> **EXCERPTED PASSAGE**:
————
Thursday, 7 May 2020

75TH ANNIVERSARY OF V E DAY


To celebrate the 75th anniversary of VE Day Candy Jar Books is giving away free kindles over the bank holiday weekend.   

One of the titles included is Christopher Bryant’s The Flaming Soldier, a Lethbridge-Stewart spin-off novella very much inspired by the late Eileen Younghusband. Shaun Russell, head of publishing at Candy Jar, says: “Eileen worked in the Filter Room, the top secret hub of Britain’s air defence, and tracked the first V2 rocket into the country! Before she died, I had a brief conversation with her about our Lethbridge-Stewart series. We joked about her being the first person to track an alien rocket into the country and this sparked an idea. Her sad death prompted us to include her in The Flaming Soldier and happily she has since been a star character in other titles in the Lethbridge-Stewart range.”

Veteran World War II hero, Eileen Younghusband, and author of the popular One Woman’s War saw her children’s memoir, Eileen’s War, as her ‘legacy’ book. Before her death in 2016, she said: “It is my hope that all children will read my book. I think it is really important to engage with young people about World War II. It’s a pivotal moment in our history. If my story can live on from generation to generation this will be wonderful.”

With the country still on lockdown, celebrations for VE Day will be very different this year, but there are still many ways to celebrate from the safety of our homes.

Traditionally held on a Monday, this year’s May Day has been put back to coincide with May 8th. This was originally to give as many people as possible the chance to remember and honour the heroes of World War II, but with the lockdown still firmly in place the majority of VE Day celebrations have been postponed. There are, however, still many ways to mark the occasion and honour our heroes, one of which is through reading...

Packed full of history, Maureen Mullally-Clarke’s Old Clothes and Porridge tells the story of a childhood spent against the backdrop of the Depression following the collapse of the American stock market, the launch of the Queen Mary, the Jarrow march, the abdication of King Edward VIII, the coronation of George VI, six years of war and the victory celebrations when war ended.
————
[Dataset entries]
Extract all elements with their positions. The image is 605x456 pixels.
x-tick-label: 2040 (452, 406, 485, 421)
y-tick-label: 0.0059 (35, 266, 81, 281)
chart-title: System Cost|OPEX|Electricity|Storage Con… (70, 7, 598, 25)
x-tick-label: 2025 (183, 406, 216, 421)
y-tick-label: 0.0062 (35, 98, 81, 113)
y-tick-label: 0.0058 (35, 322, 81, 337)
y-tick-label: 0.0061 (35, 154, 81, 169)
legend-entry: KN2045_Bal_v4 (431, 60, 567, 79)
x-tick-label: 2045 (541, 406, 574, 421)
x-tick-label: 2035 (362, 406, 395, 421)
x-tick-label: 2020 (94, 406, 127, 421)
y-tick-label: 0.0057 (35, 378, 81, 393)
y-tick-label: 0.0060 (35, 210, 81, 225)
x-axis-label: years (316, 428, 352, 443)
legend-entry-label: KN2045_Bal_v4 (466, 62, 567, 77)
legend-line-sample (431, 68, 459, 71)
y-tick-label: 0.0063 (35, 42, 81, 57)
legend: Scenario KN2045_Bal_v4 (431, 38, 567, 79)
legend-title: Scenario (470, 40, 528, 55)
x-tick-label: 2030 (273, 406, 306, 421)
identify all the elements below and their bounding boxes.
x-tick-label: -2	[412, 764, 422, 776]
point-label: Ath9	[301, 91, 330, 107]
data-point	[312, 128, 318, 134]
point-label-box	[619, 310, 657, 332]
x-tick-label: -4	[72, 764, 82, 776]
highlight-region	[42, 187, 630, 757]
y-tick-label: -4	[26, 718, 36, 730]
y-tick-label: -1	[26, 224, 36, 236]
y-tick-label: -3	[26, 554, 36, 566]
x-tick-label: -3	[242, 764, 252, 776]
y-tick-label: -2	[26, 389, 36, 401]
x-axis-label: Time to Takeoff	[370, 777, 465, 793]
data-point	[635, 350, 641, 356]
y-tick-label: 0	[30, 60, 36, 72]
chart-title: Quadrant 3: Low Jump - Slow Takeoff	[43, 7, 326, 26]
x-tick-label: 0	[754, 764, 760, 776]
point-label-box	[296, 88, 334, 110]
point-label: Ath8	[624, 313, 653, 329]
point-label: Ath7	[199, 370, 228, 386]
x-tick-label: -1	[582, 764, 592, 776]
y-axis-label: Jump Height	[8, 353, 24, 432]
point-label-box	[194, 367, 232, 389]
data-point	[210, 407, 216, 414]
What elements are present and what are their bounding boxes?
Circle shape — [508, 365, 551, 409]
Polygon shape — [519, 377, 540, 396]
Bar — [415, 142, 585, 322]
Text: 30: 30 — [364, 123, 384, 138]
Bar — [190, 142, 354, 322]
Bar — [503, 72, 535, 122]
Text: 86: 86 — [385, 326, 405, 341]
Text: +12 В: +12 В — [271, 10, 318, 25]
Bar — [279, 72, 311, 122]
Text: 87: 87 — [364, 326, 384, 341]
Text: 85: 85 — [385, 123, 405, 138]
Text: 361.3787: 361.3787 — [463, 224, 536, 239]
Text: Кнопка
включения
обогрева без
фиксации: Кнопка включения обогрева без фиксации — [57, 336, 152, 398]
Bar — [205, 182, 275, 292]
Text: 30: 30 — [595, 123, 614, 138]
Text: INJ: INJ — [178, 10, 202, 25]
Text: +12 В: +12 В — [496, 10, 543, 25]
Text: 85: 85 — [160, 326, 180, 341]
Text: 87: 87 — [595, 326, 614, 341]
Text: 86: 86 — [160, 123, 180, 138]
————
> **AIM OF THE TASK**:
Answer these questions about the VE Day post:
1. What is the title of Christopher Bryant's Lethbridge-Stewart spin-off novella?
2. In what year did Eileen Younghusband die?
3. What date was this year's May Day moved to coincide with?
Answer from the text alone, not from the lines.

> **RESULT FOR THIS TASK**:
1. The Flaming Soldier
2. 2016
3. May 8th